» **Excerpt**:

* Start *

Family Matters

Comfort Me

Embracing Grief in a Laundromat

Magazine Issue
September/October 2018
A woman looks at her reflection in a laundry machine window

It was 4:00 a.m. and I was the only patron in one of the most broken-down laundromats in the Commonwealth of Virginia. My sister Sarah, after decades of turmoil and tumult, had died the day before—a combination of pain and painkillers.

Earlier in the evening, my family had converged on Sarah’s condo to begin sorting through her things. We siblings were drawn to objects with obvious sentimental value—her teacup collection, her favorite, well-worn denim jacket. For some reason, I was attracted to her bedspread. It was at least five inches thick and had a swirling motif, with moss and pea-green colors conspiring to make the whole thing look even more hideous.

I’d hated Sarah for the first 15 years of my life. Part of that could be explained by the dynamics in large families, at least ours. Among the six kids in our family, our identity was determined by whether we were a “big” or a “little.” As the oldest child and a girl, my role was clearly prescribed: I was the boss, the leader, the junior mother, with all the privileges, praise, and often-resented responsibilities that went with it. Sarah, who came right behind me, always resisted my big-sister status, which I lorded over her whenever I could. Given our opposing personalities, the fact that we were forced to share a bedroom only added further strain to our fractured coexistence as children. The only thing we agreed on was that our mother must have found the dreadful-looking brown brocade spreads we kept draped over our respective antique beds from a garage sale given by a family completely lacking in taste.

Somehow, my sister and I must’ve carried a proclivity for unappealing bed covers into adulthood, because that night, of all the possessions I could’ve claimed, I chose her monstrously bulky comforter to bring home with me. My two brothers had to help me drag it off the bed, roll it up, and try unsuccessfully to stuff it into the trunk of my car. Unconstrained by any trace of sentimental attachment, my husband proclaimed it “too big, too heavy, and too damn ugly.” But finally, to placate my grief, he bypassed the full trunk and managed to wrestle the comforter into the back seat, cursing and hyperventilating the whole time.

Two minutes into the drive, the crumpled-up comforter began to creep over the front seat, onto my husband’s head. His patience exhausted, he pulled over and demanded that I take control of the situation. So I jumped into the back seat, laying my body over the comforter, and we were off again. Not long after, as I started to wheeze uncontrollably, I began to wonder if a bedspread could kill a person. Searching furiously for my inhaler, I remembered my sister’s five beloved cats, who’d shared her bed during the nights and staved off the crushing sorrow of her days. Hearing my raspy breathing, my husband insisted that we kick the comforter to the curb. I refused. So we compromised, abandoning it in the car when we finally got it home.

* End *

» **Direction 1**:
Answer these from the laundromat essay:
(a) How many kids were in the family?
(b) How many cats did Sarah have?
(c) What time was it when the writer was at the laundromat?
» **Direction 2**: Write out again everything in the laundromat essay from "Family Matters" down to "pain and painkillers.", with no changes.
» **Direction 3**: Keep writing the laundromat essay, picking up right after its last sentence.
You won't need the data for any of this.

» **Data segment**:
* Start *

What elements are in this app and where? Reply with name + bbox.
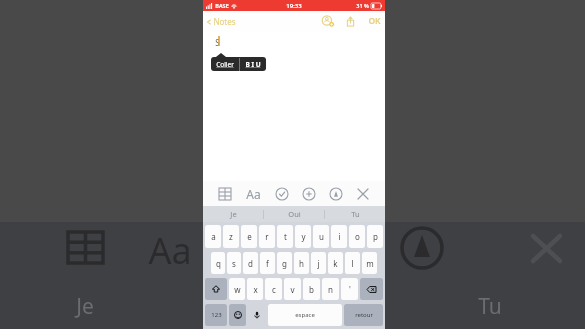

* End *

» **Answer 1**:
(a) Six
(b) Five
(c) 4:00 a.m.

» **Answer 2**:
Family Matters

Comfort Me

Embracing Grief in a Laundromat

Magazine Issue
September/October 2018
A woman looks at her reflection in a laundry machine window

It was 4:00 a.m. and I was the only patron in one of the most broken-down laundromats in the Commonwealth of Virginia. My sister Sarah, after decades of turmoil and tumult, had died the day before—a combination of pain and painkillers.

» **Answer 3**:
But as my husband fell into a welcomed sleep, I found myself too wired to do anything but cry so hard my ribs hurt. Looking for a distraction, despite the late hour, I decided to give the spread the big-time cleaning it obviously needed. Although household matters have never been my forte, I knew an everyday detergent wouldn’t be enough. So I concocted a special potion from literally everything under the kitchen sink: dishwashing liquid, lemony furniture polish, ammonia, baking soda, vinegar, copper cleaner—the works. Even though it smelled worse than the comforter, I hoped it would perform some magical alchemy. Next, I searched our house for every quarter I could find, and drove across town to the only laundromat that was open.

With the exception of its name and a sign over the jumbo dryer that read “Use caution with animals and small children,” Spanish was the exclusive language of the 18-Minute Laundry. Virtually no one was inside, but the place sounded deafening. Two TVs, tuned into two different soap operas, competed with each other, both blasting fights between two women and an unfaithful man—all ready to tear each other apart. A talk-radio show blared from somewhere near the back of the room. Piñatas and little girls’ pastel dresses hung from the ceiling. The counter spilled over with lottery tickets and soft drinks for sale.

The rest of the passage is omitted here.